#### [INSTRUCTIONS FOR THE TASK]
Output the data word for word, dropping every image.
^^^^^^^^^^^^^^^^
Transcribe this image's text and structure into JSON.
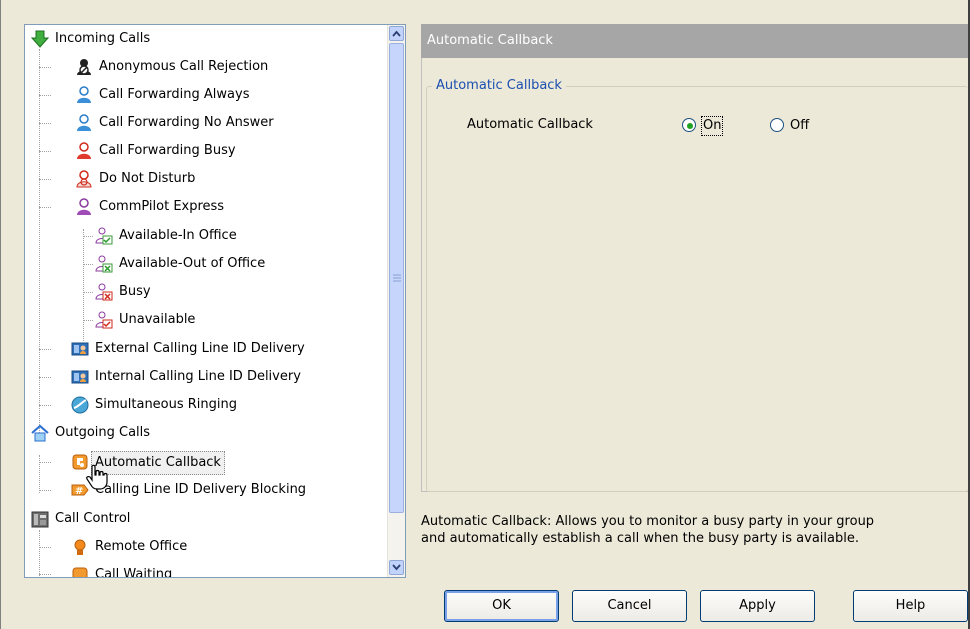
{
  "tree": {
    "items": [
      {
        "label": "Incoming Calls",
        "icon": "incoming-calls-icon"
      },
      {
        "label": "Anonymous Call Rejection",
        "icon": "anonymous-icon"
      },
      {
        "label": "Call Forwarding Always",
        "icon": "person-blue-icon"
      },
      {
        "label": "Call Forwarding No Answer",
        "icon": "person-blue-icon"
      },
      {
        "label": "Call Forwarding Busy",
        "icon": "person-red-icon"
      },
      {
        "label": "Do Not Disturb",
        "icon": "person-red-icon"
      },
      {
        "label": "CommPilot Express",
        "icon": "person-purple-icon"
      },
      {
        "label": "Available-In Office",
        "icon": "person-check-icon"
      },
      {
        "label": "Available-Out of Office",
        "icon": "person-x-green-icon"
      },
      {
        "label": "Busy",
        "icon": "person-x-red-icon"
      },
      {
        "label": "Unavailable",
        "icon": "person-check-red-icon"
      },
      {
        "label": "External Calling Line ID Delivery",
        "icon": "id-card-icon"
      },
      {
        "label": "Internal Calling Line ID Delivery",
        "icon": "id-card-icon"
      },
      {
        "label": "Simultaneous Ringing",
        "icon": "globe-icon"
      },
      {
        "label": "Outgoing Calls",
        "icon": "house-icon"
      },
      {
        "label": "Automatic Callback",
        "icon": "callback-phone-icon"
      },
      {
        "label": "Calling Line ID Delivery Blocking",
        "icon": "hash-icon"
      },
      {
        "label": "Call Control",
        "icon": "desk-phone-icon"
      },
      {
        "label": "Remote Office",
        "icon": "remote-office-icon"
      },
      {
        "label": "Call Waiting",
        "icon": "call-waiting-icon"
      }
    ]
  },
  "panel": {
    "header": "Automatic Callback",
    "group_title": "Automatic Callback",
    "field_label": "Automatic Callback",
    "option_on": "On",
    "option_off": "Off",
    "selected": "On",
    "description_line1": "Automatic Callback: Allows you to monitor a busy party in your group",
    "description_line2": "and automatically establish a call when the busy party is available."
  },
  "buttons": {
    "ok": "OK",
    "cancel": "Cancel",
    "apply": "Apply",
    "help": "Help"
  },
  "colors": {
    "header_bg": "#a6a6a6",
    "group_title": "#1b4fb0",
    "radio_dot": "#21a121",
    "dialog_bg": "#ece9d8"
  }
}
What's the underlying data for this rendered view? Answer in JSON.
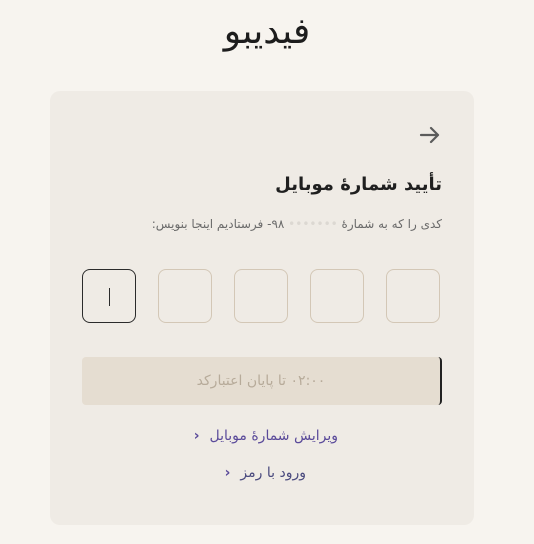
{
  "brand": {
    "logo_text": "فیدیبو"
  },
  "form": {
    "back_icon": "arrow-right-icon",
    "title": "تأیید شمارهٔ موبایل",
    "subtitle_prefix": "کدی را که به شمارهٔ",
    "subtitle_masked": "•••••••",
    "subtitle_suffix": "‎-۹۸ فرستادیم اینجا بنویس:",
    "otp_digits": [
      "",
      "",
      "",
      "",
      ""
    ],
    "submit_label": "۰۲:۰۰ تا پایان اعتبارکد",
    "edit_mobile_label": "ویرایش شمارهٔ موبایل",
    "login_with_password_label": "ورود با رمز",
    "chevron_icon": "chevron-left-icon"
  },
  "colors": {
    "background": "#f7f4ef",
    "card": "#efebe5",
    "otp_border": "#d3c7b6",
    "submit_bg": "#e5ddd1",
    "link": "#5a4a9a"
  }
}
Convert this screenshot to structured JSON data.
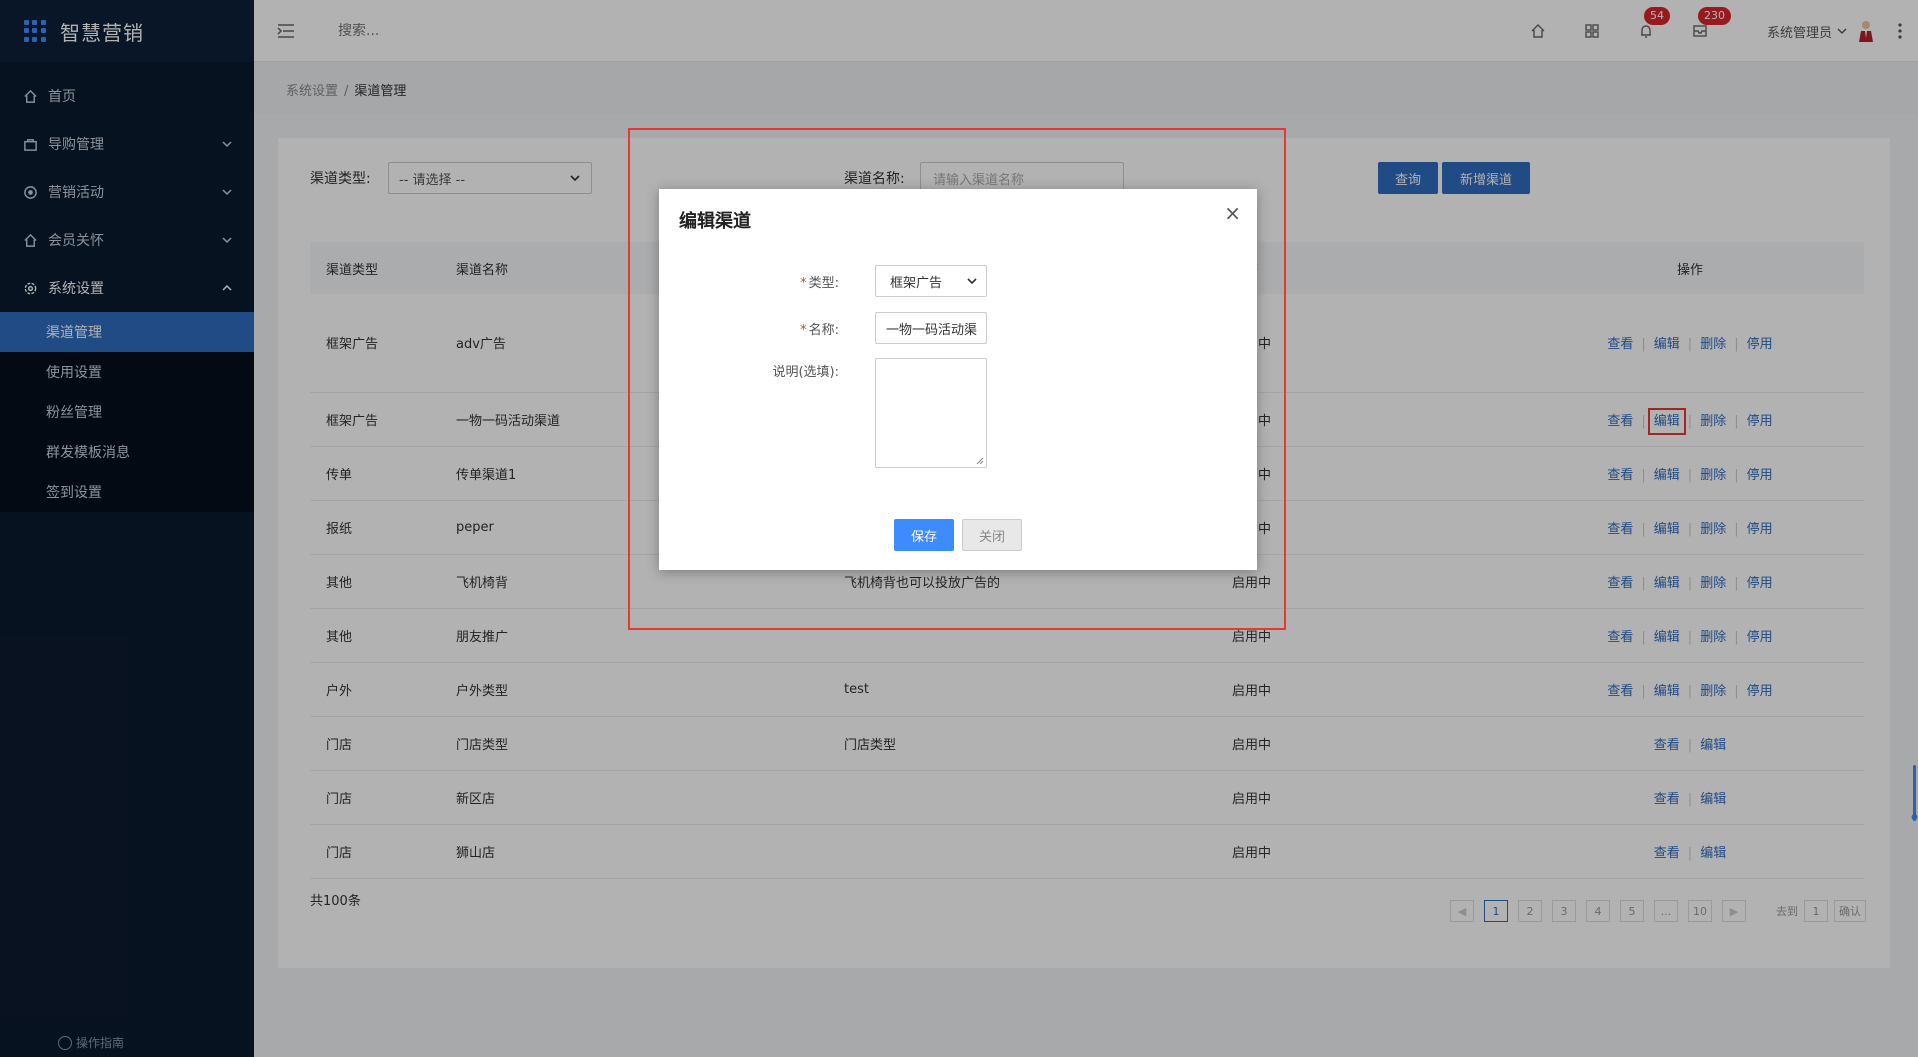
{
  "app": {
    "title": "智慧营销"
  },
  "sidebar": {
    "items": [
      {
        "label": "首页",
        "icon": "home-icon"
      },
      {
        "label": "导购管理",
        "icon": "bag-icon"
      },
      {
        "label": "营销活动",
        "icon": "target-icon"
      },
      {
        "label": "会员关怀",
        "icon": "house-icon"
      },
      {
        "label": "系统设置",
        "icon": "gear-icon"
      }
    ],
    "submenu": [
      {
        "label": "渠道管理",
        "active": true
      },
      {
        "label": "使用设置",
        "active": false
      },
      {
        "label": "粉丝管理",
        "active": false
      },
      {
        "label": "群发模板消息",
        "active": false
      },
      {
        "label": "签到设置",
        "active": false
      }
    ],
    "guide": "操作指南"
  },
  "topbar": {
    "search_placeholder": "搜索...",
    "notification_count": "54",
    "message_count": "230",
    "user_name": "系统管理员"
  },
  "breadcrumb": {
    "parent": "系统设置",
    "separator": "/",
    "current": "渠道管理"
  },
  "filters": {
    "type_label": "渠道类型:",
    "type_value": "-- 请选择 --",
    "name_label": "渠道名称:",
    "name_placeholder": "请输入渠道名称",
    "query_button": "查询",
    "add_button": "新增渠道"
  },
  "table": {
    "headers": [
      "渠道类型",
      "渠道名称",
      "",
      "状态",
      "操作"
    ],
    "rows": [
      {
        "type": "框架广告",
        "name": "adv广告",
        "desc": "",
        "status": "启用中",
        "ops": [
          "查看",
          "编辑",
          "删除",
          "停用"
        ]
      },
      {
        "type": "框架广告",
        "name": "一物一码活动渠道",
        "desc": "",
        "status": "启用中",
        "ops": [
          "查看",
          "编辑",
          "删除",
          "停用"
        ]
      },
      {
        "type": "传单",
        "name": "传单渠道1",
        "desc": "",
        "status": "启用中",
        "ops": [
          "查看",
          "编辑",
          "删除",
          "停用"
        ]
      },
      {
        "type": "报纸",
        "name": "peper",
        "desc": "",
        "status": "启用中",
        "ops": [
          "查看",
          "编辑",
          "删除",
          "停用"
        ]
      },
      {
        "type": "其他",
        "name": "飞机椅背",
        "desc": "飞机椅背也可以投放广告的",
        "status": "启用中",
        "ops": [
          "查看",
          "编辑",
          "删除",
          "停用"
        ]
      },
      {
        "type": "其他",
        "name": "朋友推广",
        "desc": "",
        "status": "启用中",
        "ops": [
          "查看",
          "编辑",
          "删除",
          "停用"
        ]
      },
      {
        "type": "户外",
        "name": "户外类型",
        "desc": "test",
        "status": "启用中",
        "ops": [
          "查看",
          "编辑",
          "删除",
          "停用"
        ]
      },
      {
        "type": "门店",
        "name": "门店类型",
        "desc": "门店类型",
        "status": "启用中",
        "ops": [
          "查看",
          "编辑"
        ]
      },
      {
        "type": "门店",
        "name": "新区店",
        "desc": "",
        "status": "启用中",
        "ops": [
          "查看",
          "编辑"
        ]
      },
      {
        "type": "门店",
        "name": "狮山店",
        "desc": "",
        "status": "启用中",
        "ops": [
          "查看",
          "编辑"
        ]
      }
    ]
  },
  "pagination": {
    "total": "共100条",
    "pages": [
      "1",
      "2",
      "3",
      "4",
      "5",
      "...",
      "10"
    ],
    "current": "1",
    "goto_label": "去到",
    "goto_value": "1",
    "confirm": "确认"
  },
  "modal": {
    "title": "编辑渠道",
    "close": "×",
    "required_mark": "*",
    "type_label": "类型:",
    "type_value": "框架广告",
    "name_label": "名称:",
    "name_value": "一物一码活动渠",
    "desc_label": "说明(选填):",
    "save": "保存",
    "close_button": "关闭"
  },
  "colors": {
    "sidebar_bg": "#0b1a2f",
    "accent": "#2f6cbf",
    "highlight_frame": "#e53935",
    "badge": "#d9262c"
  }
}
^^^^^^^^^^^^^^^^
#### [THE RESULT]
Transcribe this image's text and structure into JSON.
{
  "tree": {
    "items": [
      {
        "label": "Incoming Calls",
        "icon": "incoming-calls-icon"
      },
      {
        "label": "Anonymous Call Rejection",
        "icon": "anonymous-icon"
      },
      {
        "label": "Call Forwarding Always",
        "icon": "person-blue-icon"
      },
      {
        "label": "Call Forwarding No Answer",
        "icon": "person-blue-icon"
      },
      {
        "label": "Call Forwarding Busy",
        "icon": "person-red-icon"
      },
      {
        "label": "Do Not Disturb",
        "icon": "person-red-icon"
      },
      {
        "label": "CommPilot Express",
        "icon": "person-purple-icon"
      },
      {
        "label": "Available-In Office",
        "icon": "person-check-icon"
      },
      {
        "label": "Available-Out of Office",
        "icon": "person-x-green-icon"
      },
      {
        "label": "Busy",
        "icon": "person-x-red-icon"
      },
      {
        "label": "Unavailable",
        "icon": "person-check-red-icon"
      },
      {
        "label": "External Calling Line ID Delivery",
        "icon": "id-card-icon"
      },
      {
        "label": "Internal Calling Line ID Delivery",
        "icon": "id-card-icon"
      },
      {
        "label": "Simultaneous Ringing",
        "icon": "globe-icon"
      },
      {
        "label": "Outgoing Calls",
        "icon": "house-icon"
      },
      {
        "label": "Automatic Callback",
        "icon": "callback-phone-icon"
      },
      {
        "label": "Calling Line ID Delivery Blocking",
        "icon": "hash-icon"
      },
      {
        "label": "Call Control",
        "icon": "desk-phone-icon"
      },
      {
        "label": "Remote Office",
        "icon": "remote-office-icon"
      },
      {
        "label": "Call Waiting",
        "icon": "call-waiting-icon"
      }
    ]
  },
  "panel": {
    "header": "Automatic Callback",
    "group_title": "Automatic Callback",
    "field_label": "Automatic Callback",
    "option_on": "On",
    "option_off": "Off",
    "selected": "On",
    "description_line1": "Automatic Callback: Allows you to monitor a busy party in your group",
    "description_line2": "and automatically establish a call when the busy party is available."
  },
  "buttons": {
    "ok": "OK",
    "cancel": "Cancel",
    "apply": "Apply",
    "help": "Help"
  },
  "colors": {
    "header_bg": "#a6a6a6",
    "group_title": "#1b4fb0",
    "radio_dot": "#21a121",
    "dialog_bg": "#ece9d8"
  }
}
What's the underlying data for this rendered view? Answer in JSON.
{
  "brand": {
    "logo_text": "فیدیبو"
  },
  "form": {
    "back_icon": "arrow-right-icon",
    "title": "تأیید شمارهٔ موبایل",
    "subtitle_prefix": "کدی را که به شمارهٔ",
    "subtitle_masked": "•••••••",
    "subtitle_suffix": "‎-۹۸ فرستادیم اینجا بنویس:",
    "otp_digits": [
      "",
      "",
      "",
      "",
      ""
    ],
    "submit_label": "۰۲:۰۰ تا پایان اعتبارکد",
    "edit_mobile_label": "ویرایش شمارهٔ موبایل",
    "login_with_password_label": "ورود با رمز",
    "chevron_icon": "chevron-left-icon"
  },
  "colors": {
    "background": "#f7f4ef",
    "card": "#efebe5",
    "otp_border": "#d3c7b6",
    "submit_bg": "#e5ddd1",
    "link": "#5a4a9a"
  }
}
Convert this screenshot to structured JSON data.
{
  "app": {
    "title": "智慧营销"
  },
  "sidebar": {
    "items": [
      {
        "label": "首页",
        "icon": "home-icon"
      },
      {
        "label": "导购管理",
        "icon": "bag-icon"
      },
      {
        "label": "营销活动",
        "icon": "target-icon"
      },
      {
        "label": "会员关怀",
        "icon": "house-icon"
      },
      {
        "label": "系统设置",
        "icon": "gear-icon"
      }
    ],
    "submenu": [
      {
        "label": "渠道管理",
        "active": true
      },
      {
        "label": "使用设置",
        "active": false
      },
      {
        "label": "粉丝管理",
        "active": false
      },
      {
        "label": "群发模板消息",
        "active": false
      },
      {
        "label": "签到设置",
        "active": false
      }
    ],
    "guide": "操作指南"
  },
  "topbar": {
    "search_placeholder": "搜索...",
    "notification_count": "54",
    "message_count": "230",
    "user_name": "系统管理员"
  },
  "breadcrumb": {
    "parent": "系统设置",
    "separator": "/",
    "current": "渠道管理"
  },
  "filters": {
    "type_label": "渠道类型:",
    "type_value": "-- 请选择 --",
    "name_label": "渠道名称:",
    "name_placeholder": "请输入渠道名称",
    "query_button": "查询",
    "add_button": "新增渠道"
  },
  "table": {
    "headers": [
      "渠道类型",
      "渠道名称",
      "",
      "状态",
      "操作"
    ],
    "rows": [
      {
        "type": "框架广告",
        "name": "adv广告",
        "desc": "",
        "status": "启用中",
        "ops": [
          "查看",
          "编辑",
          "删除",
          "停用"
        ]
      },
      {
        "type": "框架广告",
        "name": "一物一码活动渠道",
        "desc": "",
        "status": "启用中",
        "ops": [
          "查看",
          "编辑",
          "删除",
          "停用"
        ]
      },
      {
        "type": "传单",
        "name": "传单渠道1",
        "desc": "",
        "status": "启用中",
        "ops": [
          "查看",
          "编辑",
          "删除",
          "停用"
        ]
      },
      {
        "type": "报纸",
        "name": "peper",
        "desc": "",
        "status": "启用中",
        "ops": [
          "查看",
          "编辑",
          "删除",
          "停用"
        ]
      },
      {
        "type": "其他",
        "name": "飞机椅背",
        "desc": "飞机椅背也可以投放广告的",
        "status": "启用中",
        "ops": [
          "查看",
          "编辑",
          "删除",
          "停用"
        ]
      },
      {
        "type": "其他",
        "name": "朋友推广",
        "desc": "",
        "status": "启用中",
        "ops": [
          "查看",
          "编辑",
          "删除",
          "停用"
        ]
      },
      {
        "type": "户外",
        "name": "户外类型",
        "desc": "test",
        "status": "启用中",
        "ops": [
          "查看",
          "编辑",
          "删除",
          "停用"
        ]
      },
      {
        "type": "门店",
        "name": "门店类型",
        "desc": "门店类型",
        "status": "启用中",
        "ops": [
          "查看",
          "编辑"
        ]
      },
      {
        "type": "门店",
        "name": "新区店",
        "desc": "",
        "status": "启用中",
        "ops": [
          "查看",
          "编辑"
        ]
      },
      {
        "type": "门店",
        "name": "狮山店",
        "desc": "",
        "status": "启用中",
        "ops": [
          "查看",
          "编辑"
        ]
      }
    ]
  },
  "pagination": {
    "total": "共100条",
    "pages": [
      "1",
      "2",
      "3",
      "4",
      "5",
      "...",
      "10"
    ],
    "current": "1",
    "goto_label": "去到",
    "goto_value": "1",
    "confirm": "确认"
  },
  "modal": {
    "title": "编辑渠道",
    "close": "×",
    "required_mark": "*",
    "type_label": "类型:",
    "type_value": "框架广告",
    "name_label": "名称:",
    "name_value": "一物一码活动渠",
    "desc_label": "说明(选填):",
    "save": "保存",
    "close_button": "关闭"
  },
  "colors": {
    "sidebar_bg": "#0b1a2f",
    "accent": "#2f6cbf",
    "highlight_frame": "#e53935",
    "badge": "#d9262c"
  }
}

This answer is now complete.